+++ LISTED RECORDS

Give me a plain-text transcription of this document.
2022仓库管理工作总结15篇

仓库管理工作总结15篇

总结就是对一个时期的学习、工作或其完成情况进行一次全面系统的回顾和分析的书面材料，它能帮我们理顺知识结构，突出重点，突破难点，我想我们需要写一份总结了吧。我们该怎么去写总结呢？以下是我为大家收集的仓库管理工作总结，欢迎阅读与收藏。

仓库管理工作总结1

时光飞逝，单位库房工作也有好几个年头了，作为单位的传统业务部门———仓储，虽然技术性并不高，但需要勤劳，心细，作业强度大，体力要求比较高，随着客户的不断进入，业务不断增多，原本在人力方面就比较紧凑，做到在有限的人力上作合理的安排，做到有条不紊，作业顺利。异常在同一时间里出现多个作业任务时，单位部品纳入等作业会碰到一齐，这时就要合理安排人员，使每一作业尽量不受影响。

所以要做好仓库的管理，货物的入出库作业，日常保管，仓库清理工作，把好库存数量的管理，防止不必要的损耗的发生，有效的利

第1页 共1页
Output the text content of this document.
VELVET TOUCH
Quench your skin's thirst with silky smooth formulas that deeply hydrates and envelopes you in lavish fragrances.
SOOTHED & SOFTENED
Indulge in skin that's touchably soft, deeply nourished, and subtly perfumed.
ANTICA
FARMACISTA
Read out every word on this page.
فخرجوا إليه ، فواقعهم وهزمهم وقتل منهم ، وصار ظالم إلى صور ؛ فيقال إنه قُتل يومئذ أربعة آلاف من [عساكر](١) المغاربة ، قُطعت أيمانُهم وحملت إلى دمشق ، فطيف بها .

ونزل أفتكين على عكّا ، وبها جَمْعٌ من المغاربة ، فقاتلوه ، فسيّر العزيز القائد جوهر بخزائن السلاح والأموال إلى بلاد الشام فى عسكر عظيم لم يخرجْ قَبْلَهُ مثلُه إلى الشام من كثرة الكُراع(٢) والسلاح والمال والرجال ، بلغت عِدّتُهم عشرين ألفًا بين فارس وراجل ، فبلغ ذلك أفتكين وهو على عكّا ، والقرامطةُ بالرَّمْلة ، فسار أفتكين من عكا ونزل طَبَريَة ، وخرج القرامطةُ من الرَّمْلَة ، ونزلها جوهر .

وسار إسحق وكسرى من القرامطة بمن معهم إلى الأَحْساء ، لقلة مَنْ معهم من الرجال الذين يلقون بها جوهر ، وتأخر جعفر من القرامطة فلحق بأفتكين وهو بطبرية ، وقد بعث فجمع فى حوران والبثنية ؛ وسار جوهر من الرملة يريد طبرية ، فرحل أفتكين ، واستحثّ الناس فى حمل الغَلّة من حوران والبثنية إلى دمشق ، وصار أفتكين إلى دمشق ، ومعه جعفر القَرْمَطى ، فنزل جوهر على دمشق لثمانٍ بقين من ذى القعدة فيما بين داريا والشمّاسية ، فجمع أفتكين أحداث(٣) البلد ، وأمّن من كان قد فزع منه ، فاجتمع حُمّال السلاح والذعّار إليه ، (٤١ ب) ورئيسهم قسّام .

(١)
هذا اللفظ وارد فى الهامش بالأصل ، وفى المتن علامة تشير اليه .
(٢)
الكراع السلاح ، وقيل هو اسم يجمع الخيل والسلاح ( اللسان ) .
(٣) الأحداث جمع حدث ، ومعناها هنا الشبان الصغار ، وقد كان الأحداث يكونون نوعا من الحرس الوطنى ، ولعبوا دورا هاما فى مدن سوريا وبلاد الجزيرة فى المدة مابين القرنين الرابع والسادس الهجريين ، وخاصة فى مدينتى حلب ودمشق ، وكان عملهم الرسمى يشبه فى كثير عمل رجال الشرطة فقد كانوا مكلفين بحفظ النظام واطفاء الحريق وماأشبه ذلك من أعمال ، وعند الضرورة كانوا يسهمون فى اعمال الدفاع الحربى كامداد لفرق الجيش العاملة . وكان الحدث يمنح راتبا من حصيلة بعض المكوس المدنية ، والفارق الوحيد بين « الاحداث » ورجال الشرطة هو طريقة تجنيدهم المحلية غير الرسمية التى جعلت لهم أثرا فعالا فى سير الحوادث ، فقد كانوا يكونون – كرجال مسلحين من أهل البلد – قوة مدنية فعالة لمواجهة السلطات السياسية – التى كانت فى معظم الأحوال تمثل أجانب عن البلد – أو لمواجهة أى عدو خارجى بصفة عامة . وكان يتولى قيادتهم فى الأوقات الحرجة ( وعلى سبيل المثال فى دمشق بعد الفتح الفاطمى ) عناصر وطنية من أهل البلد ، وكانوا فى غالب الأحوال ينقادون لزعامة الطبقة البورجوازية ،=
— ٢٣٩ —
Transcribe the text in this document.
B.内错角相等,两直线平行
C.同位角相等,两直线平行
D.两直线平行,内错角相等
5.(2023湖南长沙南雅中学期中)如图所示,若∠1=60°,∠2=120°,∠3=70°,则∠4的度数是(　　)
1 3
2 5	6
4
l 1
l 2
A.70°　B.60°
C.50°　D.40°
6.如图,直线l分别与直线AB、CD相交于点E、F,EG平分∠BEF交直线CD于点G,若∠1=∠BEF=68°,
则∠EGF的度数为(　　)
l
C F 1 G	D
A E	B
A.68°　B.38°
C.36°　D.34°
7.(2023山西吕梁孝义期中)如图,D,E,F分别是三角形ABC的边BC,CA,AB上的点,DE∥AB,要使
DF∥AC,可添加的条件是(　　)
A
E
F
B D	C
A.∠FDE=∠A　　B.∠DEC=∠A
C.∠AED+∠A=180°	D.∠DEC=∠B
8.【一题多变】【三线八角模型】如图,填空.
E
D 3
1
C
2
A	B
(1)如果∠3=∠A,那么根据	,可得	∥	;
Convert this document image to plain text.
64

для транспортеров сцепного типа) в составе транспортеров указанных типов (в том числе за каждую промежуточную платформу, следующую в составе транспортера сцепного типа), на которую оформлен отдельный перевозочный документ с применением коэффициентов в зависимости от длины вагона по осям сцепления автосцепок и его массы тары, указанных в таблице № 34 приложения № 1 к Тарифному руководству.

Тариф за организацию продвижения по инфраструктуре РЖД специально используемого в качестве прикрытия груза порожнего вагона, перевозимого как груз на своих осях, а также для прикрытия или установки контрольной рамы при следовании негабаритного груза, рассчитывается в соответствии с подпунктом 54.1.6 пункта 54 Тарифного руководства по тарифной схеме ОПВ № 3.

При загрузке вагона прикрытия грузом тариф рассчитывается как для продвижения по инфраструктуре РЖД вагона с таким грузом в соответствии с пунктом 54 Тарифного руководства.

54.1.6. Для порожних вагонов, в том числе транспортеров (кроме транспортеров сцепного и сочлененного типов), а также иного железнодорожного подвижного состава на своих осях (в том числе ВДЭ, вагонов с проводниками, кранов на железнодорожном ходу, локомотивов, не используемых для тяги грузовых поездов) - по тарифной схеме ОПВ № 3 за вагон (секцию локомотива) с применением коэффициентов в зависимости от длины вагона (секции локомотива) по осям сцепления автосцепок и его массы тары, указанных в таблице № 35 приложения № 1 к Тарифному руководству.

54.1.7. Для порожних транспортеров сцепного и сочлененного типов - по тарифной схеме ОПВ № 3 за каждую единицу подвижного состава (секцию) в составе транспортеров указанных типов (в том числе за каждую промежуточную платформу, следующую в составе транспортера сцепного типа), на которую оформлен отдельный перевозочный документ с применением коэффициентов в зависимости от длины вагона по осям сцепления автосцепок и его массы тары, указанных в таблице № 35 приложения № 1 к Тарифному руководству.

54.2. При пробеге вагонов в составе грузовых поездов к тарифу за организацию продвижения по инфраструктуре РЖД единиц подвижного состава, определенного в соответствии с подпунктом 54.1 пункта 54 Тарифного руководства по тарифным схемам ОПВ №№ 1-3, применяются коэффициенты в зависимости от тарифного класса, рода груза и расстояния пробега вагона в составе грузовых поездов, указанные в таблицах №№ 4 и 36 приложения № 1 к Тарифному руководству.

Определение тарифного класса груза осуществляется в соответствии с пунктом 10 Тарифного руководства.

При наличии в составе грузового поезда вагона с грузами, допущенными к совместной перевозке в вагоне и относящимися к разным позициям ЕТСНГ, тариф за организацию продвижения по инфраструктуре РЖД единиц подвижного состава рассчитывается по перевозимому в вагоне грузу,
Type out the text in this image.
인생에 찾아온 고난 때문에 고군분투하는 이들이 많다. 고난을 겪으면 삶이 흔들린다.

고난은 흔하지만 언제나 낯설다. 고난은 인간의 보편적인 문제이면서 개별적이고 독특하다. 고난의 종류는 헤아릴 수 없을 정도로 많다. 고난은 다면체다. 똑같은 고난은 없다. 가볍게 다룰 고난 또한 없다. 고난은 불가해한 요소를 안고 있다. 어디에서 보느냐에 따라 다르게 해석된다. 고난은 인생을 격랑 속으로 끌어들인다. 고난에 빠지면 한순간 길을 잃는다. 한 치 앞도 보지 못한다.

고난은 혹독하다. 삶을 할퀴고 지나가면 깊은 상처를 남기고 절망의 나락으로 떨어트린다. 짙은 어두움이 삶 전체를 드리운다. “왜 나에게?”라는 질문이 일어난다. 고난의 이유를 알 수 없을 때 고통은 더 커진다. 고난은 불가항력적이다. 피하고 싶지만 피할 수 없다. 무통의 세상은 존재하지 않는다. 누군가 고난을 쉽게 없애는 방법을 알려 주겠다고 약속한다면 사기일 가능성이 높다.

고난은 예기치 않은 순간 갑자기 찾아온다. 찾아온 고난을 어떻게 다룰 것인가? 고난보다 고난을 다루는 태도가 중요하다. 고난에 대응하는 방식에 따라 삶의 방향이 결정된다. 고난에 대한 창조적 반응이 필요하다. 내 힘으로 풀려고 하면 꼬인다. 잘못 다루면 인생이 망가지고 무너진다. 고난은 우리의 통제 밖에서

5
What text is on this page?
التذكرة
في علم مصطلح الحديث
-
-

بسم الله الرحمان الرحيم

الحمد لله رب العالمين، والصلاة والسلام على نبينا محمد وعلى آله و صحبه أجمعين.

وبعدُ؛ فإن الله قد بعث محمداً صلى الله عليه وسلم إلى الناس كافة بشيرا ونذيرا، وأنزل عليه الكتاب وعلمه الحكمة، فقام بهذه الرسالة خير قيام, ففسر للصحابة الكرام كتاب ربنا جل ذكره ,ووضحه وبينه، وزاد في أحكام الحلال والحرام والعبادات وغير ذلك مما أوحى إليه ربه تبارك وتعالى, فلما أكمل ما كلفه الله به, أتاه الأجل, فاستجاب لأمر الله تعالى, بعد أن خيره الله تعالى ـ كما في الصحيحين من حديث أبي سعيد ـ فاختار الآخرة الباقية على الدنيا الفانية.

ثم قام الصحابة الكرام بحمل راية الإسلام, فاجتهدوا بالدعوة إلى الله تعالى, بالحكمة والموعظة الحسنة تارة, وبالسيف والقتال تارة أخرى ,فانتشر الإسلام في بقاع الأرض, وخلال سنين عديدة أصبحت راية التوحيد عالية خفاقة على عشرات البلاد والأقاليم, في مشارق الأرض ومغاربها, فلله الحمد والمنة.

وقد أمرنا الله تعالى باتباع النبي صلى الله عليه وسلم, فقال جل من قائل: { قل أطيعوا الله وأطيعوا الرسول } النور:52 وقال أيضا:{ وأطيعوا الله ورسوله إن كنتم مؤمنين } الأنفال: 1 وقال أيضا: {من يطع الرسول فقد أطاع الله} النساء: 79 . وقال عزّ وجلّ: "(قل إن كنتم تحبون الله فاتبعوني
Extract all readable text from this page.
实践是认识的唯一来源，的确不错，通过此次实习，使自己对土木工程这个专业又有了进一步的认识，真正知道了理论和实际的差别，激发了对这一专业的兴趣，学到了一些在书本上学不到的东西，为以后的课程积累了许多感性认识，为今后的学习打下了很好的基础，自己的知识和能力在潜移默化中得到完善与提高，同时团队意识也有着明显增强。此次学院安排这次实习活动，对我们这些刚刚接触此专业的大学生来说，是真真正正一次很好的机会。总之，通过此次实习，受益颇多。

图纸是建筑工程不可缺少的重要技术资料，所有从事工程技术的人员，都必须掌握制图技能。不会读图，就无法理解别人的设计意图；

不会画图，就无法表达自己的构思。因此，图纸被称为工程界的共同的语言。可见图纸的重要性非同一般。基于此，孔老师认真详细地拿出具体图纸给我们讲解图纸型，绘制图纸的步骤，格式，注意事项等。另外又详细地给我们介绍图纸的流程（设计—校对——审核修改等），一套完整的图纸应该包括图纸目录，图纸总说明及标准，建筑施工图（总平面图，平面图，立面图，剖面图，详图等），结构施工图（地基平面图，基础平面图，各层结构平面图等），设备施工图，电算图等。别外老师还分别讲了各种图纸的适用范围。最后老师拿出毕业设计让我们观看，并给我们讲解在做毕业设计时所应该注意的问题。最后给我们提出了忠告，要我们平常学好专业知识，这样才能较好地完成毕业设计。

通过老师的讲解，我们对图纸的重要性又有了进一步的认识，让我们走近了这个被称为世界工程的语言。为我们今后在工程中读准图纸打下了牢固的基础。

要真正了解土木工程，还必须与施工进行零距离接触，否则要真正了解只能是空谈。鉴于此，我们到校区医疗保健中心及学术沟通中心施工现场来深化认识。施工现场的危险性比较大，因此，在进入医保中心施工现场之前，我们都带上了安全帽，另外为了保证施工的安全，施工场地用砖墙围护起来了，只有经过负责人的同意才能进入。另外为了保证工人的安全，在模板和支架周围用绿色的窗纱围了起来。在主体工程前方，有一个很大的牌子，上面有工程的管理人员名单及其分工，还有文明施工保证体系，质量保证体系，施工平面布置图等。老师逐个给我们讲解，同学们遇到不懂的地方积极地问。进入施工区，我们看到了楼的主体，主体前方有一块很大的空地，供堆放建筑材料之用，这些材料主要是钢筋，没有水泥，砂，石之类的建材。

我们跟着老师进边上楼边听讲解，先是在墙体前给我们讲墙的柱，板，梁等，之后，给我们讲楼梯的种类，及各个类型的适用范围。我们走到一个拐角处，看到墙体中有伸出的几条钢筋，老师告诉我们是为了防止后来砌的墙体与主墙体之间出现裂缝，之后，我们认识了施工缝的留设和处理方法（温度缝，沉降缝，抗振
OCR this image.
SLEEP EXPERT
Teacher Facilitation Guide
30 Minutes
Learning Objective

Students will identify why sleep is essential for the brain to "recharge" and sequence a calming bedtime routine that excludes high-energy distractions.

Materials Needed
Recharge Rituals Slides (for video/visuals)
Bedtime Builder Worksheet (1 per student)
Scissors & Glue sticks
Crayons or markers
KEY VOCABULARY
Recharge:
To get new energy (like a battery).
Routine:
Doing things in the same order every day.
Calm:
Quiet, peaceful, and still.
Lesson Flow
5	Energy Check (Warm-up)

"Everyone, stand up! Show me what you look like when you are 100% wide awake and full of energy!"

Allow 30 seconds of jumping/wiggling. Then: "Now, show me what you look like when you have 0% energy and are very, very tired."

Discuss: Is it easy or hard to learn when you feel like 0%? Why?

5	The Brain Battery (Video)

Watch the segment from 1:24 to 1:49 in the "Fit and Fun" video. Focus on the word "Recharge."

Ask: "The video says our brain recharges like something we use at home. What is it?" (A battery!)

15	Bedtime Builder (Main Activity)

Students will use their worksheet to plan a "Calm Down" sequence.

++++++

→ **AIM**
Where a line in the entries holds "порожних", copy that line.

→ **TASK RESPONSE**
54.1.6. Для порожних вагонов, в том числе транспортеров (кроме транспортеров сцепного и сочлененного типов), а также иного железнодорожного подвижного состава на своих осях (в том числе ВДЭ, вагонов с проводниками, кранов на железнодорожном ходу, локомотивов, не используемых для тяги грузовых поездов) - по тарифной схеме ОПВ № 3 за вагон (секцию локомотива) с применением коэффициентов в зависимости от длины вагона (секции локомотива) по осям сцепления автосцепок и его массы тары, указанных в таблице № 35 приложения № 1 к Тарифному руководству.
54.1.7. Для порожних транспортеров сцепного и сочлененного типов - по тарифной схеме ОПВ № 3 за каждую единицу подвижного состава (секцию) в составе транспортеров указанных типов (в том числе за каждую промежуточную платформу, следующую в составе транспортера сцепного типа), на которую оформлен отдельный перевозочный документ с применением коэффициентов в зависимости от длины вагона по осям сцепления автосцепок и его массы тары, указанных в таблице № 35 приложения № 1 к Тарифному руководству.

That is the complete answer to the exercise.